**DIRECTIVE**
Check each line of the material. Copy those containing "Secondary".

* BEGIN INPUT *

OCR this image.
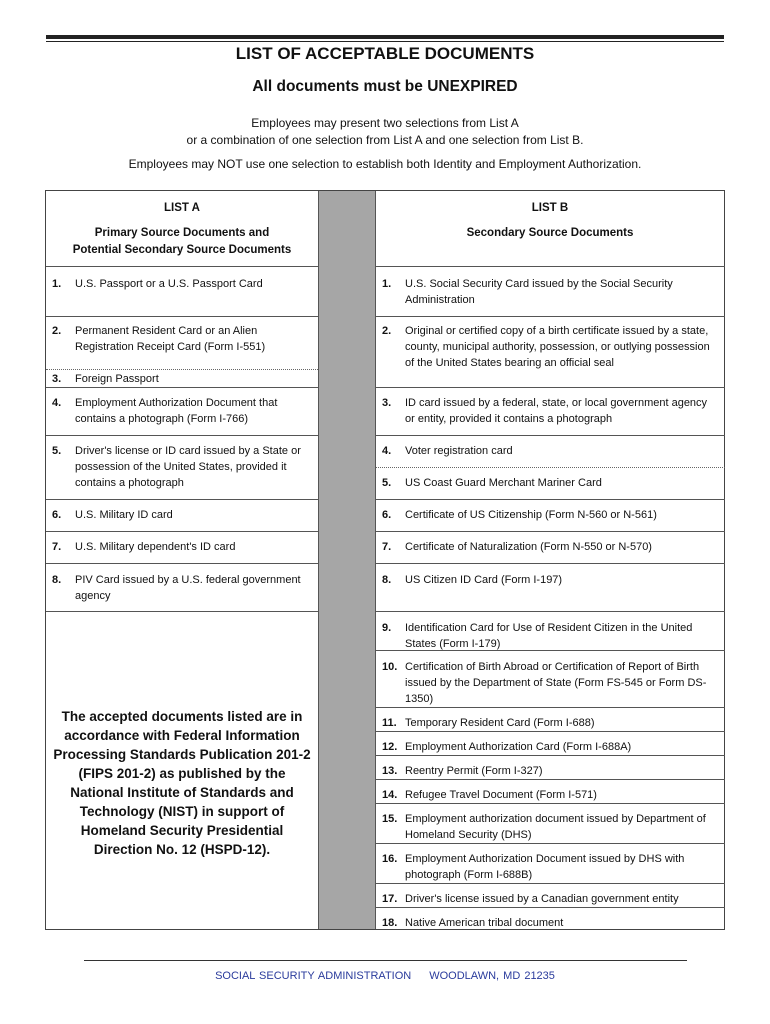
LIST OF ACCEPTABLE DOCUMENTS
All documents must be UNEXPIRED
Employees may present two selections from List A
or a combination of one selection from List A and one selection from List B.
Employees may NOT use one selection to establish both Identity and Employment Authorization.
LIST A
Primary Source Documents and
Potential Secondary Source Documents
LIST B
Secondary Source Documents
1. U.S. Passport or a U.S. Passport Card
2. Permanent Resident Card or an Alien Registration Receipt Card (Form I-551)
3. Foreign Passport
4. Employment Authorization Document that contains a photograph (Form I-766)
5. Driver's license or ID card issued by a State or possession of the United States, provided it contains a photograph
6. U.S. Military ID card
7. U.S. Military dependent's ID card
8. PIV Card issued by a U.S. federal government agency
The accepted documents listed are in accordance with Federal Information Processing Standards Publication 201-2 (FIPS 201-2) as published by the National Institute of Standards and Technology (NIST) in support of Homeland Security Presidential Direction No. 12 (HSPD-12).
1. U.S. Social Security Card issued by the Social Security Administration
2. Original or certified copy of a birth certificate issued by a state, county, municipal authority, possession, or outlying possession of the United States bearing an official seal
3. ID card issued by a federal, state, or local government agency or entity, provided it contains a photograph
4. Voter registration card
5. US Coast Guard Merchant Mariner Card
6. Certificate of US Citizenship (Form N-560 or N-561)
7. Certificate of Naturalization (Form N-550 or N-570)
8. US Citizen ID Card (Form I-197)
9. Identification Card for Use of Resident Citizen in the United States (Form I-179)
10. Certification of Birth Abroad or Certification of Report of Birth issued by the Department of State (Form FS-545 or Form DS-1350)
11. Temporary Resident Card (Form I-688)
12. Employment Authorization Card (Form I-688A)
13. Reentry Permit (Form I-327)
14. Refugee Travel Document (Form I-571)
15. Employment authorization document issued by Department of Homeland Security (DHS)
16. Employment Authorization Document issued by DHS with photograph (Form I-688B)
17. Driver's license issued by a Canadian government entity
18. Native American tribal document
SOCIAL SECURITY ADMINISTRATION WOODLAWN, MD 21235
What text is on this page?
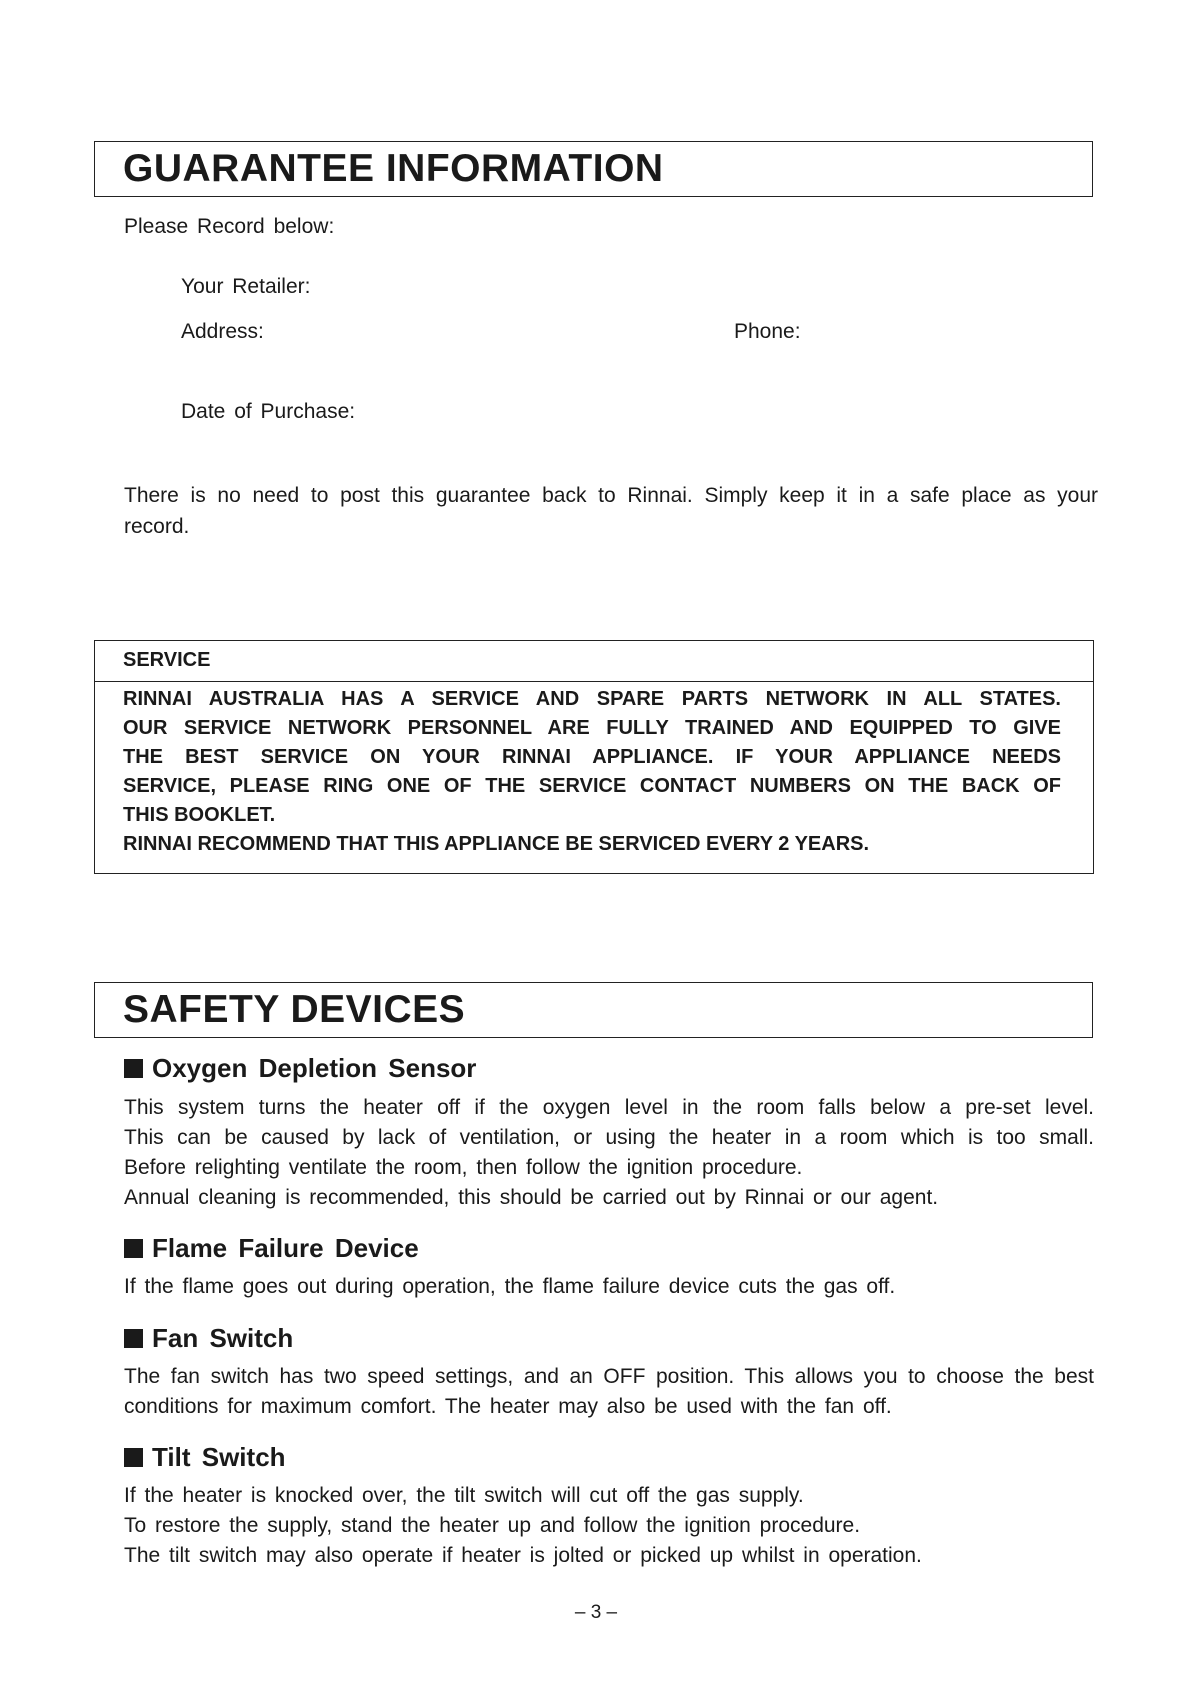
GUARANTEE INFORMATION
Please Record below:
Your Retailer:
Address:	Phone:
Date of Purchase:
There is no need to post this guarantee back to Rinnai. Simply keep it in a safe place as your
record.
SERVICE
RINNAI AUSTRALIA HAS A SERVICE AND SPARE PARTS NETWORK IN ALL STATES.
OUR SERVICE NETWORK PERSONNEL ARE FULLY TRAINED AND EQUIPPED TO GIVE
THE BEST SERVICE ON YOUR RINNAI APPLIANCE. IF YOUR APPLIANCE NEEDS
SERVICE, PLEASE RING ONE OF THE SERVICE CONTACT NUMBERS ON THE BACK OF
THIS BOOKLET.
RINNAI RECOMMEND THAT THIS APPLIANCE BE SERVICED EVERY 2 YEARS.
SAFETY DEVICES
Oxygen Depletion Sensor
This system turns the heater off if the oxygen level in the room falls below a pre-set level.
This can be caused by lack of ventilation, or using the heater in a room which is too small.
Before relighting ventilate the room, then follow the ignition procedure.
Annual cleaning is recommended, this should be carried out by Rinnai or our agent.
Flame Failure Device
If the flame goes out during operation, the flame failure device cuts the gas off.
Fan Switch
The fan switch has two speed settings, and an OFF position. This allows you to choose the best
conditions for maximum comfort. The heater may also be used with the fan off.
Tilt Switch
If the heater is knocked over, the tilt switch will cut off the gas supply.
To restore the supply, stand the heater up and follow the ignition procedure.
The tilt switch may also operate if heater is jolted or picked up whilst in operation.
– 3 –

* END INPUT *

**WRITTEN SOLUTION**
Potential Secondary Source Documents
Secondary Source Documents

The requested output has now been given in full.